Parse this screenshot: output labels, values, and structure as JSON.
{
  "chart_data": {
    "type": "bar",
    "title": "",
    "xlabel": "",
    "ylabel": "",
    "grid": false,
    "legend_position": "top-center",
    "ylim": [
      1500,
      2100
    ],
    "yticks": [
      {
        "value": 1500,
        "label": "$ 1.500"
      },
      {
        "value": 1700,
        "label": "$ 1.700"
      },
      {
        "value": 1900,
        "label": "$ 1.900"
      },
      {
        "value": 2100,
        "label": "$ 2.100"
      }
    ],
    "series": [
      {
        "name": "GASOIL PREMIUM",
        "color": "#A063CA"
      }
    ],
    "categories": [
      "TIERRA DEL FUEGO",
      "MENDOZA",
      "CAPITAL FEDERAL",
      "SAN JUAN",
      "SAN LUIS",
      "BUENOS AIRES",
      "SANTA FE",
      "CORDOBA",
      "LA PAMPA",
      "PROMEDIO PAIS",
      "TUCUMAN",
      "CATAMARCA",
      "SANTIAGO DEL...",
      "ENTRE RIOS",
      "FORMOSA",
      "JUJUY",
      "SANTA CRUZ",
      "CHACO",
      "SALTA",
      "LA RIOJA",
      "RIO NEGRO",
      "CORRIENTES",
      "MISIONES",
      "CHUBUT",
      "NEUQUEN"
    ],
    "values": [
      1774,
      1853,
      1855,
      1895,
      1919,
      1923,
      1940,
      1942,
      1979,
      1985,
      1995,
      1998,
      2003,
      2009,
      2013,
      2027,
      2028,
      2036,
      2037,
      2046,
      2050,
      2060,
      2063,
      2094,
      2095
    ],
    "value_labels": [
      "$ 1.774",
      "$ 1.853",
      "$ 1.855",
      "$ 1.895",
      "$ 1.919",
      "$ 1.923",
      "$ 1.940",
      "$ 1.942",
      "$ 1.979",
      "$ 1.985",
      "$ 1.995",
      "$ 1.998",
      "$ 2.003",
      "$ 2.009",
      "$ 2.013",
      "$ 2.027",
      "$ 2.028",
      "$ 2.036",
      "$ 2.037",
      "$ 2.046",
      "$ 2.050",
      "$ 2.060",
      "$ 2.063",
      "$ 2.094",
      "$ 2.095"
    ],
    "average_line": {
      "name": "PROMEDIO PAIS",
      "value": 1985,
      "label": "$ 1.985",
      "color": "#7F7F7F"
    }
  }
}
____
Extract each line from the listing above, please, and repeat it exactly.

Parse this screenshot: output labels, values, and structure as JSON.
{
  "chart_data": {
    "type": "bar",
    "title": "",
    "xlabel": "",
    "ylabel": "",
    "grid": false,
    "legend_position": "top-center",
    "ylim": [
      1500,
      2100
    ],
    "yticks": [
      {
        "value": 1500,
        "label": "$ 1.500"
      },
      {
        "value": 1700,
        "label": "$ 1.700"
      },
      {
        "value": 1900,
        "label": "$ 1.900"
      },
      {
        "value": 2100,
        "label": "$ 2.100"
      }
    ],
    "series": [
      {
        "name": "GASOIL PREMIUM",
        "color": "#A063CA"
      }
    ],
    "categories": [
      "TIERRA DEL FUEGO",
      "MENDOZA",
      "CAPITAL FEDERAL",
      "SAN JUAN",
      "SAN LUIS",
      "BUENOS AIRES",
      "SANTA FE",
      "CORDOBA",
      "LA PAMPA",
      "PROMEDIO PAIS",
      "TUCUMAN",
      "CATAMARCA",
      "SANTIAGO DEL...",
      "ENTRE RIOS",
      "FORMOSA",
      "JUJUY",
      "SANTA CRUZ",
      "CHACO",
      "SALTA",
      "LA RIOJA",
      "RIO NEGRO",
      "CORRIENTES",
      "MISIONES",
      "CHUBUT",
      "NEUQUEN"
    ],
    "values": [
      1774,
      1853,
      1855,
      1895,
      1919,
      1923,
      1940,
      1942,
      1979,
      1985,
      1995,
      1998,
      2003,
      2009,
      2013,
      2027,
      2028,
      2036,
      2037,
      2046,
      2050,
      2060,
      2063,
      2094,
      2095
    ],
    "value_labels": [
      "$ 1.774",
      "$ 1.853",
      "$ 1.855",
      "$ 1.895",
      "$ 1.919",
      "$ 1.923",
      "$ 1.940",
      "$ 1.942",
      "$ 1.979",
      "$ 1.985",
      "$ 1.995",
      "$ 1.998",
      "$ 2.003",
      "$ 2.009",
      "$ 2.013",
      "$ 2.027",
      "$ 2.028",
      "$ 2.036",
      "$ 2.037",
      "$ 2.046",
      "$ 2.050",
      "$ 2.060",
      "$ 2.063",
      "$ 2.094",
      "$ 2.095"
    ],
    "average_line": {
      "name": "PROMEDIO PAIS",
      "value": 1985,
      "label": "$ 1.985",
      "color": "#7F7F7F"
    }
  }
}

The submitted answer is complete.